■ Given exercise
Check each line below for "NDCs" and report how many have it, nothing else.

* Start Source material *

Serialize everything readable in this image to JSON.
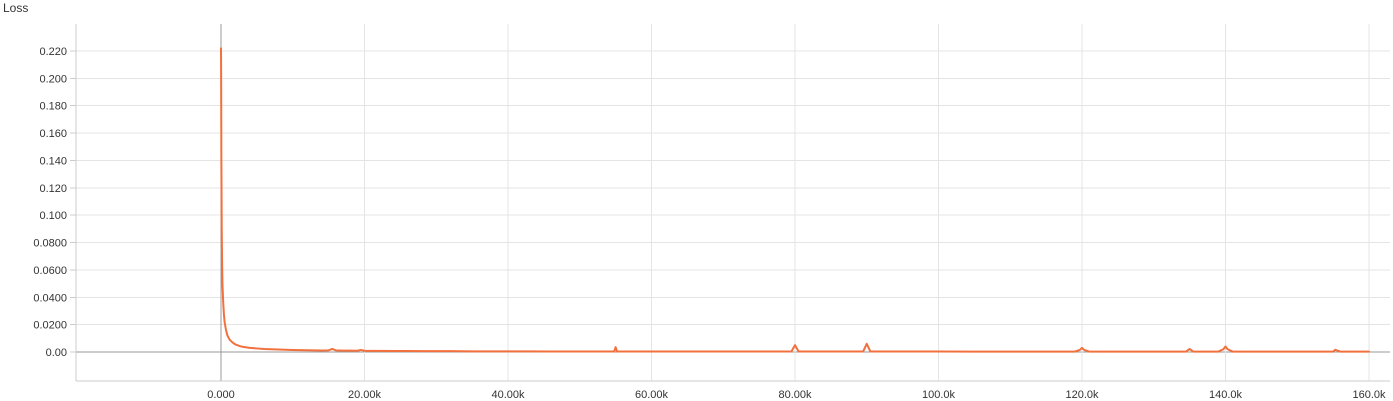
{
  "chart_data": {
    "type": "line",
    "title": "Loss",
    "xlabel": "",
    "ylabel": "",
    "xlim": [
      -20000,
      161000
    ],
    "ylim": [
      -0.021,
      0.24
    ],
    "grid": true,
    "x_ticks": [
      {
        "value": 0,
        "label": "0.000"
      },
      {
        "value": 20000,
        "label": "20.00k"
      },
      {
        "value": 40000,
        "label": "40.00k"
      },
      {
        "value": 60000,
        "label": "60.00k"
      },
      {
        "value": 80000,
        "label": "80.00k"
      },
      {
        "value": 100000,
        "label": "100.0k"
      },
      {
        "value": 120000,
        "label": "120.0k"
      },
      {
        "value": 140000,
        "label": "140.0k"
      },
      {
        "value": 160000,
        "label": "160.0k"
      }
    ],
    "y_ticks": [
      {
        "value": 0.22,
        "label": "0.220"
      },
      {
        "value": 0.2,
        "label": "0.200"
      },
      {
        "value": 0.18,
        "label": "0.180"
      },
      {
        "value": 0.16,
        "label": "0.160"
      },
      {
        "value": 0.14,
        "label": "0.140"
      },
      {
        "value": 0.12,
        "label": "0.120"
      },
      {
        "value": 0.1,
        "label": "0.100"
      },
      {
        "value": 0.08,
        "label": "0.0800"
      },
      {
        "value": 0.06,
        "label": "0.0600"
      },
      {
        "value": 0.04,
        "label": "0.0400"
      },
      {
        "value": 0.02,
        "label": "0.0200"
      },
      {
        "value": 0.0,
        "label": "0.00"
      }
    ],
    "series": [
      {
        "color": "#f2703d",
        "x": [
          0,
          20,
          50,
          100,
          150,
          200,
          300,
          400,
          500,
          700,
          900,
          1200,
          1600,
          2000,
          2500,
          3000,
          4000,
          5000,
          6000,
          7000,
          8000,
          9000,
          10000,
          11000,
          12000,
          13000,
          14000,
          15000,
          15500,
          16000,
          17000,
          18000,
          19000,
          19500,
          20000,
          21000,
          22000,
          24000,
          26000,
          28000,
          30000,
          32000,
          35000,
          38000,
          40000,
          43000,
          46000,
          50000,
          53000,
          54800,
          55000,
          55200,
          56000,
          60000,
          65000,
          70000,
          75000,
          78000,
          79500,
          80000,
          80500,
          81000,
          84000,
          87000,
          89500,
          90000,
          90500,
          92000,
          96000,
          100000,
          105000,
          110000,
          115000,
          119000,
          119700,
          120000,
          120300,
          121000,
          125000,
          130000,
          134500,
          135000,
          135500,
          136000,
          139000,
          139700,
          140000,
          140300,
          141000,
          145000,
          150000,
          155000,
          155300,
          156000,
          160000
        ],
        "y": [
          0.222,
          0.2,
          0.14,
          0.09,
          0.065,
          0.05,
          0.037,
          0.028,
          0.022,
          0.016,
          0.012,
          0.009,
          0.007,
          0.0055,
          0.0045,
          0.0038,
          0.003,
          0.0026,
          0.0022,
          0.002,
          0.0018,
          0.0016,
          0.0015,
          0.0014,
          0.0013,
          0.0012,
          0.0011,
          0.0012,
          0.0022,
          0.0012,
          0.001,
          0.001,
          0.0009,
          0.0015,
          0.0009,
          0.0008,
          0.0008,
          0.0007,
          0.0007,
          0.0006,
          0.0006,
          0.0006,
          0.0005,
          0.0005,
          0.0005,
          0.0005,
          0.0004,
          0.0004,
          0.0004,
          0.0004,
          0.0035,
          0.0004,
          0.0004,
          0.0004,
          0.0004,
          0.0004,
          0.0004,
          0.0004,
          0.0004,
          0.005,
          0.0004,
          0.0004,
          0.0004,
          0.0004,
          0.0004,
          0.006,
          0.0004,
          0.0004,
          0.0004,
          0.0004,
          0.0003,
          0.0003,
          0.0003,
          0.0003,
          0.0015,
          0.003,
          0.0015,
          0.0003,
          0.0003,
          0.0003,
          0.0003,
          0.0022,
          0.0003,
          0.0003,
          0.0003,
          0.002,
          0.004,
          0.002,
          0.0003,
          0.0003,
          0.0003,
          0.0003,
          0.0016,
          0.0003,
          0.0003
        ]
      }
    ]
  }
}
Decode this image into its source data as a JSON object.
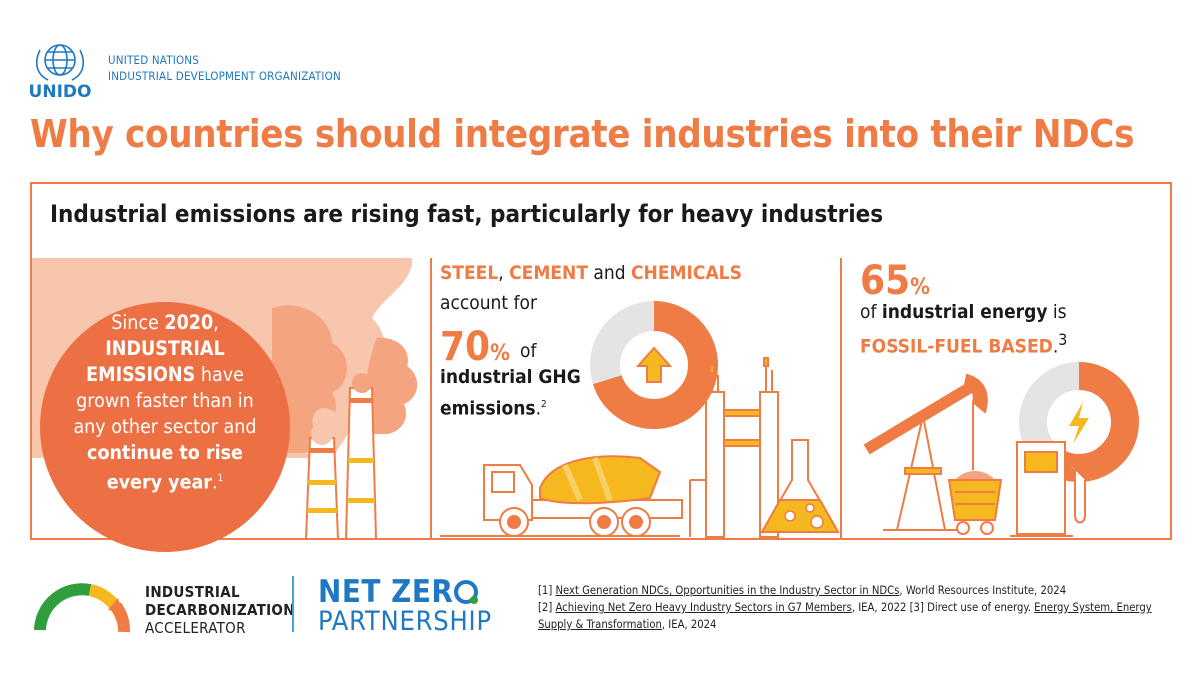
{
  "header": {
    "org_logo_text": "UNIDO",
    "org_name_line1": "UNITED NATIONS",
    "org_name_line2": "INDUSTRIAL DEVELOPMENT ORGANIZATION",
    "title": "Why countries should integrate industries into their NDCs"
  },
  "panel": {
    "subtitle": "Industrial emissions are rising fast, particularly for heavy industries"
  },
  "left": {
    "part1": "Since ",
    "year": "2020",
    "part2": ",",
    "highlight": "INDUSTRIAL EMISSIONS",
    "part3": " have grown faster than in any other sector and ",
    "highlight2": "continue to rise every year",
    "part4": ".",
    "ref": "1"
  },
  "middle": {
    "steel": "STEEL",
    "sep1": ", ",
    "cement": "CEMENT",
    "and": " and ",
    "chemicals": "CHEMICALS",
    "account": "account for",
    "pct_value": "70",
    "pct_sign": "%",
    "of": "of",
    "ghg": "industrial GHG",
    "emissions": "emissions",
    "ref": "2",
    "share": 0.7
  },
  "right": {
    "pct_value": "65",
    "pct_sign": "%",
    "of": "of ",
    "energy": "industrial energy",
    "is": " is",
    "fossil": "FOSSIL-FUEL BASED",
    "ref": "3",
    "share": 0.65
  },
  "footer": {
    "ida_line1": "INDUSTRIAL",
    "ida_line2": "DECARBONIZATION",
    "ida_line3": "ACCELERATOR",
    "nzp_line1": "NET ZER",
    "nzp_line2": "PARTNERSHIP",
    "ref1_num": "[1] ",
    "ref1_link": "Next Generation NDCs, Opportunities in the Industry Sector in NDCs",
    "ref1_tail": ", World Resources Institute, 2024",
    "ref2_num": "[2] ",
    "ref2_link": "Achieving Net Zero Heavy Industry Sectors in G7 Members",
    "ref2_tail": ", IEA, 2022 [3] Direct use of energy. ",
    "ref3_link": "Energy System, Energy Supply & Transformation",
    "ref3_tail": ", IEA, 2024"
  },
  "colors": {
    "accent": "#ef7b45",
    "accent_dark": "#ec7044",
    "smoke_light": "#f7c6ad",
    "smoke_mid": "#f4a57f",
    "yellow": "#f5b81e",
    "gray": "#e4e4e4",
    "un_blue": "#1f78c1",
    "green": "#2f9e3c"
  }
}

* End Source material *

■ Answer in full
2